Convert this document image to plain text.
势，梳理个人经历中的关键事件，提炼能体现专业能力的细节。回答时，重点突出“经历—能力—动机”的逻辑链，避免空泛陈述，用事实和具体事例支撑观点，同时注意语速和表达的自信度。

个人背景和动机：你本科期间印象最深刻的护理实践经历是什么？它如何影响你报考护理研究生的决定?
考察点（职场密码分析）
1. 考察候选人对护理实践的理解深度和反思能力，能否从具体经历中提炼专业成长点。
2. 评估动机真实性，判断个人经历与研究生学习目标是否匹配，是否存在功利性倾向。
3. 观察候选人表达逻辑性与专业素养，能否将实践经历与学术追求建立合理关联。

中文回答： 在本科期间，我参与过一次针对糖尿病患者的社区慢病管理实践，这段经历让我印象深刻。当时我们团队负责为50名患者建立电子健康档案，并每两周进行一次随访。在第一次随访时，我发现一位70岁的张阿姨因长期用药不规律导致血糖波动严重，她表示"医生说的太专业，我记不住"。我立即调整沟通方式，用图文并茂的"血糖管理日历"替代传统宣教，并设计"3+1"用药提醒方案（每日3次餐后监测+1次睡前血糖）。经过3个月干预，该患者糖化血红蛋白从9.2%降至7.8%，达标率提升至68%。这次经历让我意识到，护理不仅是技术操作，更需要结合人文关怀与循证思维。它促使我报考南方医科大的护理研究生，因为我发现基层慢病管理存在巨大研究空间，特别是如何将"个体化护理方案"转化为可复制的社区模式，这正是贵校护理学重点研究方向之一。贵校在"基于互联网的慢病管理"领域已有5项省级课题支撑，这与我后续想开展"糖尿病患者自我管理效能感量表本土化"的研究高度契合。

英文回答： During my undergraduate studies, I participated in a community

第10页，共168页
________
§ Problem details: Produce an exact copy of the whole listing.

§ Task solution:
Convert this document image to plain text.
势，梳理个人经历中的关键事件，提炼能体现专业能力的细节。回答时，重点突出“经历—能力—动机”的逻辑链，避免空泛陈述，用事实和具体事例支撑观点，同时注意语速和表达的自信度。

个人背景和动机：你本科期间印象最深刻的护理实践经历是什么？它如何影响你报考护理研究生的决定?
考察点（职场密码分析）
1. 考察候选人对护理实践的理解深度和反思能力，能否从具体经历中提炼专业成长点。
2. 评估动机真实性，判断个人经历与研究生学习目标是否匹配，是否存在功利性倾向。
3. 观察候选人表达逻辑性与专业素养，能否将实践经历与学术追求建立合理关联。

中文回答： 在本科期间，我参与过一次针对糖尿病患者的社区慢病管理实践，这段经历让我印象深刻。当时我们团队负责为50名患者建立电子健康档案，并每两周进行一次随访。在第一次随访时，我发现一位70岁的张阿姨因长期用药不规律导致血糖波动严重，她表示"医生说的太专业，我记不住"。我立即调整沟通方式，用图文并茂的"血糖管理日历"替代传统宣教，并设计"3+1"用药提醒方案（每日3次餐后监测+1次睡前血糖）。经过3个月干预，该患者糖化血红蛋白从9.2%降至7.8%，达标率提升至68%。这次经历让我意识到，护理不仅是技术操作，更需要结合人文关怀与循证思维。它促使我报考南方医科大的护理研究生，因为我发现基层慢病管理存在巨大研究空间，特别是如何将"个体化护理方案"转化为可复制的社区模式，这正是贵校护理学重点研究方向之一。贵校在"基于互联网的慢病管理"领域已有5项省级课题支撑，这与我后续想开展"糖尿病患者自我管理效能感量表本土化"的研究高度契合。

英文回答： During my undergraduate studies, I participated in a community

第10页，共168页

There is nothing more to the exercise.